Start
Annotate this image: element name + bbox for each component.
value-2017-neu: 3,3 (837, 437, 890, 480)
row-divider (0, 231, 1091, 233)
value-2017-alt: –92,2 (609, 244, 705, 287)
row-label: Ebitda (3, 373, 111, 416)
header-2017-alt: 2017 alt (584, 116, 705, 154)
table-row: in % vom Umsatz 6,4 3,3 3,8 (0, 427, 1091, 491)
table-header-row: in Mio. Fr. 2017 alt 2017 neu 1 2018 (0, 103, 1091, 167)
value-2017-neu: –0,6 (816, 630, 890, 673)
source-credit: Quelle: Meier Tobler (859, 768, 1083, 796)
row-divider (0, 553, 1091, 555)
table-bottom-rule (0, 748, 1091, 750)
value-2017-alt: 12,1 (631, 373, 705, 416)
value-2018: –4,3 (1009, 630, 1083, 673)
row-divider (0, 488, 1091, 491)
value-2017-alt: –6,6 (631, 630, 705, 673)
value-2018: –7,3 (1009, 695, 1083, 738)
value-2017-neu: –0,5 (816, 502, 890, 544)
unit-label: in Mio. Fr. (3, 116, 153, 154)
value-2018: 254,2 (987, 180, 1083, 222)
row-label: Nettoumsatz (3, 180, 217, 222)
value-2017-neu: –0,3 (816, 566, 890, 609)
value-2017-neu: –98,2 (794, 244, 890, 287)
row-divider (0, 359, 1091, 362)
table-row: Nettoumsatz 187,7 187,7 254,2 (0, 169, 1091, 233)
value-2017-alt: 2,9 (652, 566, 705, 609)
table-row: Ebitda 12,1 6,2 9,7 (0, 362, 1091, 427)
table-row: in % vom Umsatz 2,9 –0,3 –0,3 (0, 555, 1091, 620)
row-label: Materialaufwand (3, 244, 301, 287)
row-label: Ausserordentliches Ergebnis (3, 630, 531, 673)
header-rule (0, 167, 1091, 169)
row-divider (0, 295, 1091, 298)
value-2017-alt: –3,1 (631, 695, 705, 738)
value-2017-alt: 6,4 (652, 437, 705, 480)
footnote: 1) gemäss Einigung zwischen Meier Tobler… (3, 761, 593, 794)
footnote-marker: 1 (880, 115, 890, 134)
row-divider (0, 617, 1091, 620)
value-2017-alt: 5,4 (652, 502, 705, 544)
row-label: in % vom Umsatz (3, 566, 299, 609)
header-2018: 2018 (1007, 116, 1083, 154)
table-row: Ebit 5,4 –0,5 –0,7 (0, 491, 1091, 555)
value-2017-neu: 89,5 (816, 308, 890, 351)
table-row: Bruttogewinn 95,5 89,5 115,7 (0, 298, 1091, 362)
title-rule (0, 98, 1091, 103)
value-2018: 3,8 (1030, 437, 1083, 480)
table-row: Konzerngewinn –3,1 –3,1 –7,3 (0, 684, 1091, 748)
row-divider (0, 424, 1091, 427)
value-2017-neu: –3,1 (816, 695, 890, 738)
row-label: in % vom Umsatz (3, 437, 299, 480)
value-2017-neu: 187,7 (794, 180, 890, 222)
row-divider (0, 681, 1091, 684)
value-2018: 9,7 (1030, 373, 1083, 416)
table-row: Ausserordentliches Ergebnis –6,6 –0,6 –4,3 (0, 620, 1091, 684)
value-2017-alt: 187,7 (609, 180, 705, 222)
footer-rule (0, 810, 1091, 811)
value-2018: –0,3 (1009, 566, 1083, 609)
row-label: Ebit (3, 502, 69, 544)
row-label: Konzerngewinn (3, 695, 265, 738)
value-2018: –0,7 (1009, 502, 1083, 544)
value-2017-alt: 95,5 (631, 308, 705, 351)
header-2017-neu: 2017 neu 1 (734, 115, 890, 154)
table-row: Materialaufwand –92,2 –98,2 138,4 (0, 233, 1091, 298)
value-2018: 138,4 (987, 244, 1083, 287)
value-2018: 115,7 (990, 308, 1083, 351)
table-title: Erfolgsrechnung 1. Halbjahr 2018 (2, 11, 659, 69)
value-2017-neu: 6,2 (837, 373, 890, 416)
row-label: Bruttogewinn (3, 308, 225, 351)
End
== Exercise goal ==
Copy each line of the item above word for word, with no changes.

== Written response ==
Annotate this image: element name + bbox for each component.
value-2017-neu: 3,3 (837, 437, 890, 480)
row-divider (0, 231, 1091, 233)
value-2017-alt: –92,2 (609, 244, 705, 287)
row-label: Ebitda (3, 373, 111, 416)
header-2017-alt: 2017 alt (584, 116, 705, 154)
table-row: in % vom Umsatz 6,4 3,3 3,8 (0, 427, 1091, 491)
table-header-row: in Mio. Fr. 2017 alt 2017 neu 1 2018 (0, 103, 1091, 167)
value-2017-neu: –0,6 (816, 630, 890, 673)
source-credit: Quelle: Meier Tobler (859, 768, 1083, 796)
row-divider (0, 553, 1091, 555)
table-bottom-rule (0, 748, 1091, 750)
value-2017-alt: 12,1 (631, 373, 705, 416)
value-2018: –4,3 (1009, 630, 1083, 673)
row-divider (0, 488, 1091, 491)
value-2017-alt: –6,6 (631, 630, 705, 673)
value-2018: –7,3 (1009, 695, 1083, 738)
value-2017-neu: –0,5 (816, 502, 890, 544)
unit-label: in Mio. Fr. (3, 116, 153, 154)
value-2018: 254,2 (987, 180, 1083, 222)
row-label: Nettoumsatz (3, 180, 217, 222)
value-2017-neu: –0,3 (816, 566, 890, 609)
value-2017-neu: –98,2 (794, 244, 890, 287)
row-divider (0, 359, 1091, 362)
table-row: Nettoumsatz 187,7 187,7 254,2 (0, 169, 1091, 233)
value-2017-alt: 2,9 (652, 566, 705, 609)
table-row: Ebitda 12,1 6,2 9,7 (0, 362, 1091, 427)
table-row: in % vom Umsatz 2,9 –0,3 –0,3 (0, 555, 1091, 620)
row-label: Materialaufwand (3, 244, 301, 287)
row-label: Ausserordentliches Ergebnis (3, 630, 531, 673)
header-rule (0, 167, 1091, 169)
row-divider (0, 295, 1091, 298)
value-2017-alt: –3,1 (631, 695, 705, 738)
value-2017-alt: 6,4 (652, 437, 705, 480)
footnote: 1) gemäss Einigung zwischen Meier Tobler… (3, 761, 593, 794)
footnote-marker: 1 (880, 115, 890, 134)
row-divider (0, 617, 1091, 620)
value-2017-alt: 5,4 (652, 502, 705, 544)
row-label: in % vom Umsatz (3, 566, 299, 609)
header-2018: 2018 (1007, 116, 1083, 154)
table-row: Ebit 5,4 –0,5 –0,7 (0, 491, 1091, 555)
value-2017-neu: 89,5 (816, 308, 890, 351)
table-row: Bruttogewinn 95,5 89,5 115,7 (0, 298, 1091, 362)
title-rule (0, 98, 1091, 103)
value-2018: 3,8 (1030, 437, 1083, 480)
table-row: Konzerngewinn –3,1 –3,1 –7,3 (0, 684, 1091, 748)
row-divider (0, 424, 1091, 427)
value-2017-neu: –3,1 (816, 695, 890, 738)
row-label: in % vom Umsatz (3, 437, 299, 480)
value-2017-neu: 187,7 (794, 180, 890, 222)
row-divider (0, 681, 1091, 684)
value-2018: 9,7 (1030, 373, 1083, 416)
table-row: Ausserordentliches Ergebnis –6,6 –0,6 –4,3 (0, 620, 1091, 684)
value-2017-alt: 187,7 (609, 180, 705, 222)
footer-rule (0, 810, 1091, 811)
value-2018: –0,3 (1009, 566, 1083, 609)
row-label: Ebit (3, 502, 69, 544)
row-label: Konzerngewinn (3, 695, 265, 738)
value-2018: –0,7 (1009, 502, 1083, 544)
value-2017-alt: 95,5 (631, 308, 705, 351)
header-2017-neu: 2017 neu 1 (734, 115, 890, 154)
table-row: Materialaufwand –92,2 –98,2 138,4 (0, 233, 1091, 298)
value-2018: 138,4 (987, 244, 1083, 287)
value-2018: 115,7 (990, 308, 1083, 351)
table-title: Erfolgsrechnung 1. Halbjahr 2018 (2, 11, 659, 69)
value-2017-neu: 6,2 (837, 373, 890, 416)
row-label: Bruttogewinn (3, 308, 225, 351)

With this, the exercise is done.